## What this task involves
Copy all the material that follows, keeping every character the same.

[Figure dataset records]
^^^^^^^^^^^^^^^^

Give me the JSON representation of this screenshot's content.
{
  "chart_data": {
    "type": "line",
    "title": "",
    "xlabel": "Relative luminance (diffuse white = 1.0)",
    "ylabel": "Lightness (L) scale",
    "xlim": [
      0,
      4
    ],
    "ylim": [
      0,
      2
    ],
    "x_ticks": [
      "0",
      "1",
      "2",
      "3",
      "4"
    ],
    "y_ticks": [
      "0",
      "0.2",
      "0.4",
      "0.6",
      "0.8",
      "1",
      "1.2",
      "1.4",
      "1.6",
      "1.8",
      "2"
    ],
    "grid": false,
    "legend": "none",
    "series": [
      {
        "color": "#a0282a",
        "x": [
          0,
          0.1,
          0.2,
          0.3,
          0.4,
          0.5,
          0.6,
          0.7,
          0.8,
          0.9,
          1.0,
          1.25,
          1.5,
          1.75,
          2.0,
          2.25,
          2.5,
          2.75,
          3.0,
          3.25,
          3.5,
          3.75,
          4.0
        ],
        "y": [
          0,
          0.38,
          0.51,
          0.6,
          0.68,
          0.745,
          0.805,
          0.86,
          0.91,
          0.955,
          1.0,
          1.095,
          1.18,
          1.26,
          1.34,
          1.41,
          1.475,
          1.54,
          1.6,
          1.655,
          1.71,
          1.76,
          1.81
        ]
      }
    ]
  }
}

^^^^^^^^^^^^^^^^

## Answer for the task
Give me the JSON representation of this screenshot's content.
{
  "chart_data": {
    "type": "line",
    "title": "",
    "xlabel": "Relative luminance (diffuse white = 1.0)",
    "ylabel": "Lightness (L) scale",
    "xlim": [
      0,
      4
    ],
    "ylim": [
      0,
      2
    ],
    "x_ticks": [
      "0",
      "1",
      "2",
      "3",
      "4"
    ],
    "y_ticks": [
      "0",
      "0.2",
      "0.4",
      "0.6",
      "0.8",
      "1",
      "1.2",
      "1.4",
      "1.6",
      "1.8",
      "2"
    ],
    "grid": false,
    "legend": "none",
    "series": [
      {
        "color": "#a0282a",
        "x": [
          0,
          0.1,
          0.2,
          0.3,
          0.4,
          0.5,
          0.6,
          0.7,
          0.8,
          0.9,
          1.0,
          1.25,
          1.5,
          1.75,
          2.0,
          2.25,
          2.5,
          2.75,
          3.0,
          3.25,
          3.5,
          3.75,
          4.0
        ],
        "y": [
          0,
          0.38,
          0.51,
          0.6,
          0.68,
          0.745,
          0.805,
          0.86,
          0.91,
          0.955,
          1.0,
          1.095,
          1.18,
          1.26,
          1.34,
          1.41,
          1.475,
          1.54,
          1.6,
          1.655,
          1.71,
          1.76,
          1.81
        ]
      }
    ]
  }
}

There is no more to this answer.